* STATED EXERCISE: Write out the whole listing again, putting "carrier" in place of every "sheath" and leaving everything else the same.

* DATA LISTING:
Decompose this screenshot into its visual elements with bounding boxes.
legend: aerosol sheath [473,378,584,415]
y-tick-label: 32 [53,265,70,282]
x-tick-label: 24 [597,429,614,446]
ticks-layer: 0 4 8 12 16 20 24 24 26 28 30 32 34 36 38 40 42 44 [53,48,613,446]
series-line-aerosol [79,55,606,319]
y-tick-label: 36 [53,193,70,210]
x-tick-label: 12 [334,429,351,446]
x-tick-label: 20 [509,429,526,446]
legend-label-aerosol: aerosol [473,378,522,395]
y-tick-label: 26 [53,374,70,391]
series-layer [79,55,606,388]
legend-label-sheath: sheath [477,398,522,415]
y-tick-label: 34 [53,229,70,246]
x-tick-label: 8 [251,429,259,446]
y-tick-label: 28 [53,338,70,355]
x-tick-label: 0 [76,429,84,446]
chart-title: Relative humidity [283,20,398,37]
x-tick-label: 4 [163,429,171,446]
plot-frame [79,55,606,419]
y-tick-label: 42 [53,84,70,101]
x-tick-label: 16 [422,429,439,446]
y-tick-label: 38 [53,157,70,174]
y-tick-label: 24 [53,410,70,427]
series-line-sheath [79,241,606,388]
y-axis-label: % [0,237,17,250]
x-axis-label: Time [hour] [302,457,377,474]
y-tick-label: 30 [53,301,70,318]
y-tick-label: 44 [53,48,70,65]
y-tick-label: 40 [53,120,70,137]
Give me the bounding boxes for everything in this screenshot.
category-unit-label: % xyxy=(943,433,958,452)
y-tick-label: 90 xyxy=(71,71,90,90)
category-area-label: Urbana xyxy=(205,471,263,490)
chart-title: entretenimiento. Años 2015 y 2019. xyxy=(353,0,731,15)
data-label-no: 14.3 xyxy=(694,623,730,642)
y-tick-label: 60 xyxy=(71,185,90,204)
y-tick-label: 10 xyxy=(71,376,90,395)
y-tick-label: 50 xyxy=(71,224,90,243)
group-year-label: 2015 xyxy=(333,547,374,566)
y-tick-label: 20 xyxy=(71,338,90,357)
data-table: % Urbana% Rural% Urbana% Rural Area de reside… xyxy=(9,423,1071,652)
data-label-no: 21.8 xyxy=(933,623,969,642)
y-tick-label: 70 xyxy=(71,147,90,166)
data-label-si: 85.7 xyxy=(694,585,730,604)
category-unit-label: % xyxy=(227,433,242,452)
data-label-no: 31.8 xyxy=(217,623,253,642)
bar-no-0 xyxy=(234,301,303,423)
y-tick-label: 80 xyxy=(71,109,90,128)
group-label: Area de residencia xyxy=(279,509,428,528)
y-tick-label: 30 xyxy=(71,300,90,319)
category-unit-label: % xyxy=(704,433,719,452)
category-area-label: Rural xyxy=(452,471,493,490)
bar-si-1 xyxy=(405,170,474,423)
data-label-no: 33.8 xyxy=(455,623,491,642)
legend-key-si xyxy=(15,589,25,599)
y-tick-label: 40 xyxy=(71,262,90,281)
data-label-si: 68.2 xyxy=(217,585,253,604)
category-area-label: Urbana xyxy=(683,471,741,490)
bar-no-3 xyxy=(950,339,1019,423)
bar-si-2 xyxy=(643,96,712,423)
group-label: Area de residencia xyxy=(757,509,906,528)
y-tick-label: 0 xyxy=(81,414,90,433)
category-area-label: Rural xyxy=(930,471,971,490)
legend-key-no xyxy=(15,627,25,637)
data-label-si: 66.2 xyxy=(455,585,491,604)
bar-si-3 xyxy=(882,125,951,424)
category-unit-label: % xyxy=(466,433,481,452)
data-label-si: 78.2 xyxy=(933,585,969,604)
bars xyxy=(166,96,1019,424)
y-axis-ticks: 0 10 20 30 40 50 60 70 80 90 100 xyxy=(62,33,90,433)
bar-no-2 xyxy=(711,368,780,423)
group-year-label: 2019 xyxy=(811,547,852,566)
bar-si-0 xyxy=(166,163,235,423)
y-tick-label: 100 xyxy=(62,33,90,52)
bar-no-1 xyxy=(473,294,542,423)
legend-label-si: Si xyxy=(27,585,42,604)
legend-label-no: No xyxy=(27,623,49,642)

* WRITTEN ANSWER:
Decompose this screenshot into its visual elements with bounding boxes.
legend: aerosol carrier [473,378,584,415]
y-tick-label: 32 [53,265,70,282]
x-tick-label: 24 [597,429,614,446]
ticks-layer: 0 4 8 12 16 20 24 24 26 28 30 32 34 36 38 40 42 44 [53,48,613,446]
series-line-aerosol [79,55,606,319]
y-tick-label: 36 [53,193,70,210]
x-tick-label: 12 [334,429,351,446]
x-tick-label: 20 [509,429,526,446]
legend-label-aerosol: aerosol [473,378,522,395]
y-tick-label: 26 [53,374,70,391]
series-layer [79,55,606,388]
legend-label-carrier: carrier [477,398,522,415]
y-tick-label: 34 [53,229,70,246]
x-tick-label: 8 [251,429,259,446]
y-tick-label: 28 [53,338,70,355]
x-tick-label: 0 [76,429,84,446]
chart-title: Relative humidity [283,20,398,37]
x-tick-label: 4 [163,429,171,446]
plot-frame [79,55,606,419]
y-tick-label: 42 [53,84,70,101]
x-tick-label: 16 [422,429,439,446]
y-tick-label: 38 [53,157,70,174]
y-tick-label: 24 [53,410,70,427]
series-line-carrier [79,241,606,388]
y-axis-label: % [0,237,17,250]
x-axis-label: Time [hour] [302,457,377,474]
y-tick-label: 30 [53,301,70,318]
y-tick-label: 44 [53,48,70,65]
y-tick-label: 40 [53,120,70,137]
Give me the bounding boxes for everything in this screenshot.
category-unit-label: % xyxy=(943,433,958,452)
y-tick-label: 90 xyxy=(71,71,90,90)
category-area-label: Urbana xyxy=(205,471,263,490)
chart-title: entretenimiento. Años 2015 y 2019. xyxy=(353,0,731,15)
data-label-no: 14.3 xyxy=(694,623,730,642)
y-tick-label: 60 xyxy=(71,185,90,204)
y-tick-label: 10 xyxy=(71,376,90,395)
y-tick-label: 50 xyxy=(71,224,90,243)
group-year-label: 2015 xyxy=(333,547,374,566)
y-tick-label: 20 xyxy=(71,338,90,357)
data-table: % Urbana% Rural% Urbana% Rural Area de reside… xyxy=(9,423,1071,652)
data-label-no: 21.8 xyxy=(933,623,969,642)
y-tick-label: 70 xyxy=(71,147,90,166)
data-label-si: 85.7 xyxy=(694,585,730,604)
category-unit-label: % xyxy=(227,433,242,452)
data-label-no: 31.8 xyxy=(217,623,253,642)
bar-no-0 xyxy=(234,301,303,423)
y-tick-label: 80 xyxy=(71,109,90,128)
group-label: Area de residencia xyxy=(279,509,428,528)
y-tick-label: 30 xyxy=(71,300,90,319)
category-unit-label: % xyxy=(704,433,719,452)
category-area-label: Rural xyxy=(452,471,493,490)
bar-si-1 xyxy=(405,170,474,423)
data-label-no: 33.8 xyxy=(455,623,491,642)
legend-key-si xyxy=(15,589,25,599)
y-tick-label: 40 xyxy=(71,262,90,281)
data-label-si: 68.2 xyxy=(217,585,253,604)
category-area-label: Urbana xyxy=(683,471,741,490)
bar-no-3 xyxy=(950,339,1019,423)
bar-si-2 xyxy=(643,96,712,423)
group-label: Area de residencia xyxy=(757,509,906,528)
y-tick-label: 0 xyxy=(81,414,90,433)
category-area-label: Rural xyxy=(930,471,971,490)
legend-key-no xyxy=(15,627,25,637)
data-label-si: 66.2 xyxy=(455,585,491,604)
bar-si-3 xyxy=(882,125,951,424)
category-unit-label: % xyxy=(466,433,481,452)
data-label-si: 78.2 xyxy=(933,585,969,604)
bars xyxy=(166,96,1019,424)
y-axis-ticks: 0 10 20 30 40 50 60 70 80 90 100 xyxy=(62,33,90,433)
bar-no-2 xyxy=(711,368,780,423)
group-year-label: 2019 xyxy=(811,547,852,566)
bar-si-0 xyxy=(166,163,235,423)
y-tick-label: 100 xyxy=(62,33,90,52)
bar-no-1 xyxy=(473,294,542,423)
legend-label-si: Si xyxy=(27,585,42,604)
legend-label-no: No xyxy=(27,623,49,642)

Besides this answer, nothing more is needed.